In the records that follow, locate every line with "JSON" and extract it.

— start of DATA TO USE —

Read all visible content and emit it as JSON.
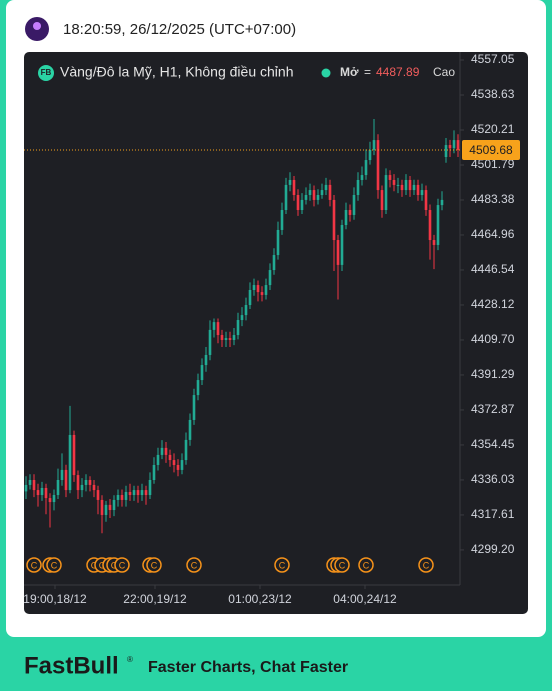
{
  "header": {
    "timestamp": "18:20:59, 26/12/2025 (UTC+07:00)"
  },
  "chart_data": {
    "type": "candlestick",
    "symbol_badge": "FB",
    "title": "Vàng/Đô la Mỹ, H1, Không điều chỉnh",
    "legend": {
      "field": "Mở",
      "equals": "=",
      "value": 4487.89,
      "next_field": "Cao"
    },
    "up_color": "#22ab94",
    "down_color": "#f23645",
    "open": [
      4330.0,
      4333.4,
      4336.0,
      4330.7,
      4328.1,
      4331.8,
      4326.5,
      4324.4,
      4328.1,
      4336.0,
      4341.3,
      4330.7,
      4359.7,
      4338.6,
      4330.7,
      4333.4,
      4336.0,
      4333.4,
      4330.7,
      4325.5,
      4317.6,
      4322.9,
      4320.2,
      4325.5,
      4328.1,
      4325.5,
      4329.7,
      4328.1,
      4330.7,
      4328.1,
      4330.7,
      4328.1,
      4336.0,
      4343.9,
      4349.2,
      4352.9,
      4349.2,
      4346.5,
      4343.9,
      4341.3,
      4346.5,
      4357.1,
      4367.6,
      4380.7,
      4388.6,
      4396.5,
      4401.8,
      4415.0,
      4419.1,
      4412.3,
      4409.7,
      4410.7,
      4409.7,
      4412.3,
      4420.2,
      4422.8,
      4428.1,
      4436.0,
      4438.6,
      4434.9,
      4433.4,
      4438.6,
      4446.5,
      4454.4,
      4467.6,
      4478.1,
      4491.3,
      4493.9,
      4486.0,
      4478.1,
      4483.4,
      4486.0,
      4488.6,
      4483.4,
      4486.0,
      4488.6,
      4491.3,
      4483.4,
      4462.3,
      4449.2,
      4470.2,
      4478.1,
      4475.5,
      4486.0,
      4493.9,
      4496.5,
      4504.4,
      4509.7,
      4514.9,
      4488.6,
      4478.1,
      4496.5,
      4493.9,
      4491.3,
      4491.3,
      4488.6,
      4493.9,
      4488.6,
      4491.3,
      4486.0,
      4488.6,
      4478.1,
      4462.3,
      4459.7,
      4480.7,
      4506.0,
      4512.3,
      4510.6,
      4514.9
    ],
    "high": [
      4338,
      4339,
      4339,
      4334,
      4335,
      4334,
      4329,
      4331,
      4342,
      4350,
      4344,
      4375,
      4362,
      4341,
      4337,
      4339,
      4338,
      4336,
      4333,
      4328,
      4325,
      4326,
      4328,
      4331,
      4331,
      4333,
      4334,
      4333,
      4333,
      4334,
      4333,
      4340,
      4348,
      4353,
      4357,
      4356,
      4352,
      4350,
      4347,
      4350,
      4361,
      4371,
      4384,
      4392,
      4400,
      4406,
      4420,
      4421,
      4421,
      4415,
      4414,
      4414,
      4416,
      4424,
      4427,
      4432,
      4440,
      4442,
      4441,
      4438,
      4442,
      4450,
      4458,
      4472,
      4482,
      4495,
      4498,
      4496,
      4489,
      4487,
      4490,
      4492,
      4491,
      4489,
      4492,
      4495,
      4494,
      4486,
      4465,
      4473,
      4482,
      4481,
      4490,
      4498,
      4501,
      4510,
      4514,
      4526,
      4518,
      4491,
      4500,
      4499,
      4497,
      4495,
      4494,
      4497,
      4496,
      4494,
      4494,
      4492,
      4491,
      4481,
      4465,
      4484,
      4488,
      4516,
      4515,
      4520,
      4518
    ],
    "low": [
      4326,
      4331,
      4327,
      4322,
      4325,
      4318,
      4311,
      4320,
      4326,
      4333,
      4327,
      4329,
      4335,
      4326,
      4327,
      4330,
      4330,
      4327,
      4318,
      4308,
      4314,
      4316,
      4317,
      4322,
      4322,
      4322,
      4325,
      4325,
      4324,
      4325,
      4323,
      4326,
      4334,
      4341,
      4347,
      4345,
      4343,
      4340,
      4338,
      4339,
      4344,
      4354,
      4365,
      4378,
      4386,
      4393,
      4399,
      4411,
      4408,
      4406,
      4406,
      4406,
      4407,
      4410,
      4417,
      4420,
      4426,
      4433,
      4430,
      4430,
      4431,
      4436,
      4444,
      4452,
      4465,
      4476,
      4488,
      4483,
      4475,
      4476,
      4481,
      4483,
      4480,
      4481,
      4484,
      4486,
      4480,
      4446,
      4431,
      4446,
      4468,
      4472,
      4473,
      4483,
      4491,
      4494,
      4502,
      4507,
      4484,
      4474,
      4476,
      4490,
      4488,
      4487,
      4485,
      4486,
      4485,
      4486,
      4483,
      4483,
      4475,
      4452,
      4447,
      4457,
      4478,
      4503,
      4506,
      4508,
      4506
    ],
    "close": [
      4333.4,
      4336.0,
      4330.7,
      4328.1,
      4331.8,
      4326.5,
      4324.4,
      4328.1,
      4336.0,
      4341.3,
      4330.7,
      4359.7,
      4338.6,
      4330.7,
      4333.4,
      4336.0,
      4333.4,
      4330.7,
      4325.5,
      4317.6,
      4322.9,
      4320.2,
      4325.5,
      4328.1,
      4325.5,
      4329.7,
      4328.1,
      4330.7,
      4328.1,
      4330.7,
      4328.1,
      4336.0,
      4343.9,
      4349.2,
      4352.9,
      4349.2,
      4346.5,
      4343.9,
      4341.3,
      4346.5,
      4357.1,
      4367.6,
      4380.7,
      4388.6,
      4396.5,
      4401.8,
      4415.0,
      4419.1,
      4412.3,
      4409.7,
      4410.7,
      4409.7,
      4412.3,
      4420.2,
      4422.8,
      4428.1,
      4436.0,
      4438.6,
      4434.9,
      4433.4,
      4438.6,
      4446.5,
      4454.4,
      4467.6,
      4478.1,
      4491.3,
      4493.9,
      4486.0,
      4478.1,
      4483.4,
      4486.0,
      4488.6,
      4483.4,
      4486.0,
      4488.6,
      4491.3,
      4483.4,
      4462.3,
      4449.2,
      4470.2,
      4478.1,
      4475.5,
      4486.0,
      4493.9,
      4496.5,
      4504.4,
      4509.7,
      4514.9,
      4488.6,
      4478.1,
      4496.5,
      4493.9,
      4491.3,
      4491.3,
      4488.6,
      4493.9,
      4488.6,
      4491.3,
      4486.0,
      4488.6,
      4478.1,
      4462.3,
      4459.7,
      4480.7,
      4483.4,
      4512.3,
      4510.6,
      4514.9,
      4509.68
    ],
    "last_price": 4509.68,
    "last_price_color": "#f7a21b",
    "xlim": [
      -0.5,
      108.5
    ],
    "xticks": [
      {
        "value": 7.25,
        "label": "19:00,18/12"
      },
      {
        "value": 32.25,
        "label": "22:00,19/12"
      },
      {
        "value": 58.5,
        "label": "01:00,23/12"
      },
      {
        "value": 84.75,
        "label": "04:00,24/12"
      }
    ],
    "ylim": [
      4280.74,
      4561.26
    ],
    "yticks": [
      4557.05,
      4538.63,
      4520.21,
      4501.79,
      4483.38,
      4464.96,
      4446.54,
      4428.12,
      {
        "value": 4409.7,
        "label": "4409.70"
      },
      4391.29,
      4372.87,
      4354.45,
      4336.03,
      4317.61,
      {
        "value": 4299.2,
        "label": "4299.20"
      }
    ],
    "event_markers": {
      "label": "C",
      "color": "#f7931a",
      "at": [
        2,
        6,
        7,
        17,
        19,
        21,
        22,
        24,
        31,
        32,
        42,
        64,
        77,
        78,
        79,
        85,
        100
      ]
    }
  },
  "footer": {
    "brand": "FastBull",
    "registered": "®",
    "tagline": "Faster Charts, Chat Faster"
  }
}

— end of DATA TO USE —
— start of DATA TO USE —

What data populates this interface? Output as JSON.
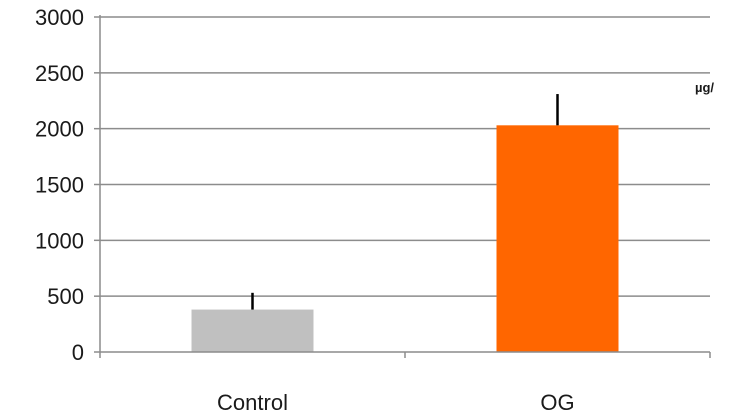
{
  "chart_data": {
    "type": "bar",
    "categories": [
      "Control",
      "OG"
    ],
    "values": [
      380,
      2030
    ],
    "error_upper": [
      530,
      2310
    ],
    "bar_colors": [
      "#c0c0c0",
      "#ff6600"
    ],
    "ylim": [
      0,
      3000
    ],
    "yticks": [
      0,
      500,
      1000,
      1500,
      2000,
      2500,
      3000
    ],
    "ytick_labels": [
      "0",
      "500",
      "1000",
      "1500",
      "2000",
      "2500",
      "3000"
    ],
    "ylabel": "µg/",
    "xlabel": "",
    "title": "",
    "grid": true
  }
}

— end of DATA TO USE —

*EXERCISE RESPONSE*.
Read all visible content and emit it as JSON.
What data populates this interface? Output as JSON.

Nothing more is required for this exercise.